_Required task:_
Select the lines that contain "title" and copy each of them.

Some records
*-*-*

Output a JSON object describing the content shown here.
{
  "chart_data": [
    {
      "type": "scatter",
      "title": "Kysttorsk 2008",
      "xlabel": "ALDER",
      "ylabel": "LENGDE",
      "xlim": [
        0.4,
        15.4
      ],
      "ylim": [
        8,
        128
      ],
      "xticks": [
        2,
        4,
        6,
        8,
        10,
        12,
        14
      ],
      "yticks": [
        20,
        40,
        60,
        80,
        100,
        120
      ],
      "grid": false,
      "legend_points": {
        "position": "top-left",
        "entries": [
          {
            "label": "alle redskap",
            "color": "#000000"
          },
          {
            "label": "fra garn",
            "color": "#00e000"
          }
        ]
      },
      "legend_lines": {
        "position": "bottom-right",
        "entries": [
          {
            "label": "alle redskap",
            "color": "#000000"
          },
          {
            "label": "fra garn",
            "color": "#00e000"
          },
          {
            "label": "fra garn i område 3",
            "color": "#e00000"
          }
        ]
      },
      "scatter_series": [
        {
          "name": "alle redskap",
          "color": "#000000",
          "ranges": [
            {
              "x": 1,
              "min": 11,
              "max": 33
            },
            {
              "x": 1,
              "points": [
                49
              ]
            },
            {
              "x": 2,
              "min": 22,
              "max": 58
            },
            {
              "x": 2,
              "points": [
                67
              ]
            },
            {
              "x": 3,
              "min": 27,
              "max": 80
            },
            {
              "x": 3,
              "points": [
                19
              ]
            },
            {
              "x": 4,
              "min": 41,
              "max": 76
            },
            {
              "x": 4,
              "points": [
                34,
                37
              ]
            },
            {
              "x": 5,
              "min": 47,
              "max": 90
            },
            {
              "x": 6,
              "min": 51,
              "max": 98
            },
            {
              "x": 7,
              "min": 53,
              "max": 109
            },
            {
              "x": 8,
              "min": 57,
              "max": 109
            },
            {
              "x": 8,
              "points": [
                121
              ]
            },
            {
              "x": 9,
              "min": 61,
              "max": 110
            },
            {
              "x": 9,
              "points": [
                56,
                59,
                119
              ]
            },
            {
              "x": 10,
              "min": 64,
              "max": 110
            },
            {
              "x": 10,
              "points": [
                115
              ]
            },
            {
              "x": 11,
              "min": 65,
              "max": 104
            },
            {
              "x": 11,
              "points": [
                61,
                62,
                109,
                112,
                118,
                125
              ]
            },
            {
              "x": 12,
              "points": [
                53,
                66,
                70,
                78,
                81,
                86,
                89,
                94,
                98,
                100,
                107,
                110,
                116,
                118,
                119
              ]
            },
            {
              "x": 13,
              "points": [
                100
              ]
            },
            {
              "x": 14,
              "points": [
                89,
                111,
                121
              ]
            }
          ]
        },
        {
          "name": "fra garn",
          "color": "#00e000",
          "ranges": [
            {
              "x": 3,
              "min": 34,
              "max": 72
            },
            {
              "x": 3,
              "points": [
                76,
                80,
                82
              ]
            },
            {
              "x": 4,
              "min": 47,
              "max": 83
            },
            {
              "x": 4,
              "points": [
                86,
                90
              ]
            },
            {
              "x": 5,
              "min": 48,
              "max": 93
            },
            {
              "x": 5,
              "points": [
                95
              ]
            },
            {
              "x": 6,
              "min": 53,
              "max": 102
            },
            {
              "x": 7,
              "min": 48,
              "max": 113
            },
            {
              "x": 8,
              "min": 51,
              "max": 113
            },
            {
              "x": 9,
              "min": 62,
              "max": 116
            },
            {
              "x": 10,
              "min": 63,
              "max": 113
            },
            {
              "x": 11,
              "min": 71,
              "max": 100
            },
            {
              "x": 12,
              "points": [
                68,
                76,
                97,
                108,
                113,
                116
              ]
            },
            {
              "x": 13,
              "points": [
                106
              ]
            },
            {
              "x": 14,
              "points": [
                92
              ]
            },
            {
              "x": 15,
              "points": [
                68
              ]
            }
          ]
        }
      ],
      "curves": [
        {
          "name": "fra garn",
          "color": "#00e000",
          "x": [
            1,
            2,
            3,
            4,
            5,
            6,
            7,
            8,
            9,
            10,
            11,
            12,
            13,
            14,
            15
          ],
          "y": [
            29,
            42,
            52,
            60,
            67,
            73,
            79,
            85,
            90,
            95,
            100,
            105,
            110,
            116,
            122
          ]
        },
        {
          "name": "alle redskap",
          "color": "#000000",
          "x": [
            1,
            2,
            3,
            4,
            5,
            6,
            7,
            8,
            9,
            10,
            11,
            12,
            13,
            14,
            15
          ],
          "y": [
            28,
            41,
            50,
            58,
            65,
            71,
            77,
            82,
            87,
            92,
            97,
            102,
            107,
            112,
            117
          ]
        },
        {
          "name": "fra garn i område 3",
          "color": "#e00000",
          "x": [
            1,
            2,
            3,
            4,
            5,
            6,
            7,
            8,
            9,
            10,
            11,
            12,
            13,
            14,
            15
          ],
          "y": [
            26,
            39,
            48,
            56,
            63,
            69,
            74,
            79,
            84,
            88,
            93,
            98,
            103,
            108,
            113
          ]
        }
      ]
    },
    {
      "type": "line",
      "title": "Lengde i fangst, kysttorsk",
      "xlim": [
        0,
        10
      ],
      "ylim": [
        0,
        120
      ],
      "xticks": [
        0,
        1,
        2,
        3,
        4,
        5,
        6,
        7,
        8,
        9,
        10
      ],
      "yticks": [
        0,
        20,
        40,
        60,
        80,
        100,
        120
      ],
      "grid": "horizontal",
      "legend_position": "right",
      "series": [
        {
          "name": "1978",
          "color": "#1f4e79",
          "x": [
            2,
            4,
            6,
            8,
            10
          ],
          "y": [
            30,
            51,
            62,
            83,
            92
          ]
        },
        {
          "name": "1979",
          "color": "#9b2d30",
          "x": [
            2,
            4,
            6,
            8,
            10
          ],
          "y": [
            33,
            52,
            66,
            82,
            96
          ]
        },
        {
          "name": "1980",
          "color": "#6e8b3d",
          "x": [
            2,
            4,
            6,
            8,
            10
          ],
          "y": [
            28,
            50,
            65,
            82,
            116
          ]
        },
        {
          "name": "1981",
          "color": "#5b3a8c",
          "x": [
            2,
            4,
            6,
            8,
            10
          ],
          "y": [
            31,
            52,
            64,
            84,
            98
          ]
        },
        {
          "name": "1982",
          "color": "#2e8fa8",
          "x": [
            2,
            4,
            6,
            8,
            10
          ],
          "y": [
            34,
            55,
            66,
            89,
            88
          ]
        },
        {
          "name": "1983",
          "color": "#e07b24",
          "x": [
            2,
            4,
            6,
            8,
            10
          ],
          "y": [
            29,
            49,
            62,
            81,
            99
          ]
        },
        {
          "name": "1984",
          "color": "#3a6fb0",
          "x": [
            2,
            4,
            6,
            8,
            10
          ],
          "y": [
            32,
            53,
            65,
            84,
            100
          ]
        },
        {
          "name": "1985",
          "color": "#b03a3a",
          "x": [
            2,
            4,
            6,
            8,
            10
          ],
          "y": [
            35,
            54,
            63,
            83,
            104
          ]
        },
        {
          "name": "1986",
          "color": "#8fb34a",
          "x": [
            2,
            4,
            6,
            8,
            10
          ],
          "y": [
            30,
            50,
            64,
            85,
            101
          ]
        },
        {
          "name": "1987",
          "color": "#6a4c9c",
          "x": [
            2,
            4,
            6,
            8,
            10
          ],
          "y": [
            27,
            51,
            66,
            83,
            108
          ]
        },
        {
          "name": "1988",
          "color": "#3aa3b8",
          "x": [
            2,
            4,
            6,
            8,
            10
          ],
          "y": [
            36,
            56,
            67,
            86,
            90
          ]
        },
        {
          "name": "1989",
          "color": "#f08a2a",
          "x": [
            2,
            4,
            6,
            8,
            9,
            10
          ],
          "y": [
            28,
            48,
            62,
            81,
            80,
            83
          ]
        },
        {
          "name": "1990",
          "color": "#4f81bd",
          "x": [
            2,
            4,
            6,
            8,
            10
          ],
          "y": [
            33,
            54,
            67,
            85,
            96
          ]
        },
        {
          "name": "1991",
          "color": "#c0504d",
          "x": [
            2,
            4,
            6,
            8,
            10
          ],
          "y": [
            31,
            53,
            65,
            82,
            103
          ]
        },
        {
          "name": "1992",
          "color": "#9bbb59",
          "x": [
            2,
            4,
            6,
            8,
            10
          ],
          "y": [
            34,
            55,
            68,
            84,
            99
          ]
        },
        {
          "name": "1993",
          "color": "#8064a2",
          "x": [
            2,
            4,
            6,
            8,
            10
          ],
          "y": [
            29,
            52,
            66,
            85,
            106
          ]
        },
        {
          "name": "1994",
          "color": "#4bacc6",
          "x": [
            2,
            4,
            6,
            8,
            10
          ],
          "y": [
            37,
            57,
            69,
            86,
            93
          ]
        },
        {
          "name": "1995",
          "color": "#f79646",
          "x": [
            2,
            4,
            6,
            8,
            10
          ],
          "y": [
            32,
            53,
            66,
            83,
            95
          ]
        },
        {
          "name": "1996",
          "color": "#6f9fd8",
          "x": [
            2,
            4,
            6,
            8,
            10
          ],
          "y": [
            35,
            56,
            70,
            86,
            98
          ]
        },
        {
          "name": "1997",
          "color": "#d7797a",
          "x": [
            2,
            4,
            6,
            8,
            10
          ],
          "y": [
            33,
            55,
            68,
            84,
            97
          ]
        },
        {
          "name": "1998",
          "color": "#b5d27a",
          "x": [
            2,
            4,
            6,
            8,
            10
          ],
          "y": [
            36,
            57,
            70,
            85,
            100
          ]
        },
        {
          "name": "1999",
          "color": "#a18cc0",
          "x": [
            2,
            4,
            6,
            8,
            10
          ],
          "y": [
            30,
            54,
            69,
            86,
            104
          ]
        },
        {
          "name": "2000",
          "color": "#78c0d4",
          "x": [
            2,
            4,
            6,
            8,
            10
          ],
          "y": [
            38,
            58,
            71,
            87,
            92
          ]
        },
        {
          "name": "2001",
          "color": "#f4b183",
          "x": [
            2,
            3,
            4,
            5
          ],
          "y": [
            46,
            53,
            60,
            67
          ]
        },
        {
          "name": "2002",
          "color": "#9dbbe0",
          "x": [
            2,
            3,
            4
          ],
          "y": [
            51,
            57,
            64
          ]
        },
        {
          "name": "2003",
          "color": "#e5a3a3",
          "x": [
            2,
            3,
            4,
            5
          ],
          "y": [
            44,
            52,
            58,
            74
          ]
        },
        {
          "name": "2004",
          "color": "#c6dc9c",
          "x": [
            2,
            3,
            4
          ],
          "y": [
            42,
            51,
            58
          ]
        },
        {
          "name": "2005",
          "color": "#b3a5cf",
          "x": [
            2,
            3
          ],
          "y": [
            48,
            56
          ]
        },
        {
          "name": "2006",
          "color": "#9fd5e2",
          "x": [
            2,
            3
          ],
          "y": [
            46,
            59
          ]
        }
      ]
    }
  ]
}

*-*-*

_Response to this task:_
      "title": "Kysttorsk 2008",
      "title": "Lengde i fangst, kysttorsk",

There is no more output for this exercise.